>>>

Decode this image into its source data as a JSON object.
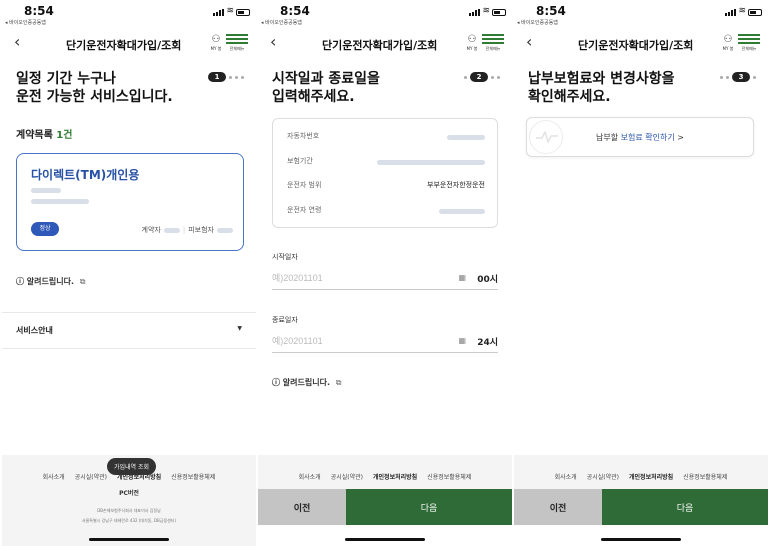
{
  "status": {
    "time": "8:54",
    "carrier": "◂ 바이오인증공동앱"
  },
  "header": {
    "title": "단기운전자확대가입/조회",
    "my": "MY 봄",
    "menu": "전체메뉴"
  },
  "screen1": {
    "step": "1",
    "headline_line1": "일정 기간 누구나",
    "headline_line2": "운전 가능한 서비스입니다.",
    "contracts_label": "계약목록",
    "contracts_count": "1건",
    "card": {
      "name": "다이렉트(TM)개인용",
      "status": "정상",
      "contractor_label": "계약자",
      "insured_label": "피보험자"
    },
    "notice": "알려드립니다.",
    "service_label": "서비스안내",
    "tooltip": "가입내역 조회",
    "footer_links": [
      "회사소개",
      "공시실(약관)",
      "개인정보처리방침",
      "신용정보활용체제"
    ],
    "pc_version": "PC버전",
    "company_info_1": "DB손해보험주식회사   대표이사 김정남",
    "company_info_2": "서울특별시 강남구 테헤란로 432 (대치동, DB금융센터)"
  },
  "screen2": {
    "step": "2",
    "headline_line1": "시작일과 종료일을",
    "headline_line2": "입력해주세요.",
    "vehicle": {
      "car_no_label": "자동차번호",
      "period_label": "보험기간",
      "driver_range_label": "운전자 범위",
      "driver_range_value": "부부운전자한정운전",
      "driver_age_label": "운전자 연령"
    },
    "start_label": "시작일자",
    "start_placeholder": "예)20201101",
    "start_hour": "00시",
    "end_label": "종료일자",
    "end_placeholder": "예)20201101",
    "end_hour": "24시",
    "notice": "알려드립니다.",
    "prev": "이전",
    "next": "다음"
  },
  "screen3": {
    "step": "3",
    "headline_line1": "납부보험료와 변경사항을",
    "headline_line2": "확인해주세요.",
    "pay_text": "납부할",
    "pay_link": "보험료 확인하기",
    "pay_arrow": ">",
    "prev": "이전",
    "next": "다음"
  },
  "icons": {
    "back": "chevron-left-icon",
    "external": "external-link-icon",
    "calendar": "calendar-icon",
    "info": "info-circle-icon"
  },
  "colors": {
    "accent_green": "#2e6b36",
    "link_blue": "#2651a6",
    "badge_blue": "#2f59b8"
  }
}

<<<

GOAL OF THE EXERCISE -> All of the data needs repeating exactly, but the pictures do not.

RESPONSE TO THIS TASK ->
Decode this image into its source data as a JSON object.
{
  "status": {
    "time": "8:54",
    "carrier": "◂ 바이오인증공동앱"
  },
  "header": {
    "title": "단기운전자확대가입/조회",
    "my": "MY 봄",
    "menu": "전체메뉴"
  },
  "screen1": {
    "step": "1",
    "headline_line1": "일정 기간 누구나",
    "headline_line2": "운전 가능한 서비스입니다.",
    "contracts_label": "계약목록",
    "contracts_count": "1건",
    "card": {
      "name": "다이렉트(TM)개인용",
      "status": "정상",
      "contractor_label": "계약자",
      "insured_label": "피보험자"
    },
    "notice": "알려드립니다.",
    "service_label": "서비스안내",
    "tooltip": "가입내역 조회",
    "footer_links": [
      "회사소개",
      "공시실(약관)",
      "개인정보처리방침",
      "신용정보활용체제"
    ],
    "pc_version": "PC버전",
    "company_info_1": "DB손해보험주식회사   대표이사 김정남",
    "company_info_2": "서울특별시 강남구 테헤란로 432 (대치동, DB금융센터)"
  },
  "screen2": {
    "step": "2",
    "headline_line1": "시작일과 종료일을",
    "headline_line2": "입력해주세요.",
    "vehicle": {
      "car_no_label": "자동차번호",
      "period_label": "보험기간",
      "driver_range_label": "운전자 범위",
      "driver_range_value": "부부운전자한정운전",
      "driver_age_label": "운전자 연령"
    },
    "start_label": "시작일자",
    "start_placeholder": "예)20201101",
    "start_hour": "00시",
    "end_label": "종료일자",
    "end_placeholder": "예)20201101",
    "end_hour": "24시",
    "notice": "알려드립니다.",
    "prev": "이전",
    "next": "다음"
  },
  "screen3": {
    "step": "3",
    "headline_line1": "납부보험료와 변경사항을",
    "headline_line2": "확인해주세요.",
    "pay_text": "납부할",
    "pay_link": "보험료 확인하기",
    "pay_arrow": ">",
    "prev": "이전",
    "next": "다음"
  },
  "icons": {
    "back": "chevron-left-icon",
    "external": "external-link-icon",
    "calendar": "calendar-icon",
    "info": "info-circle-icon"
  },
  "colors": {
    "accent_green": "#2e6b36",
    "link_blue": "#2651a6",
    "badge_blue": "#2f59b8"
  }
}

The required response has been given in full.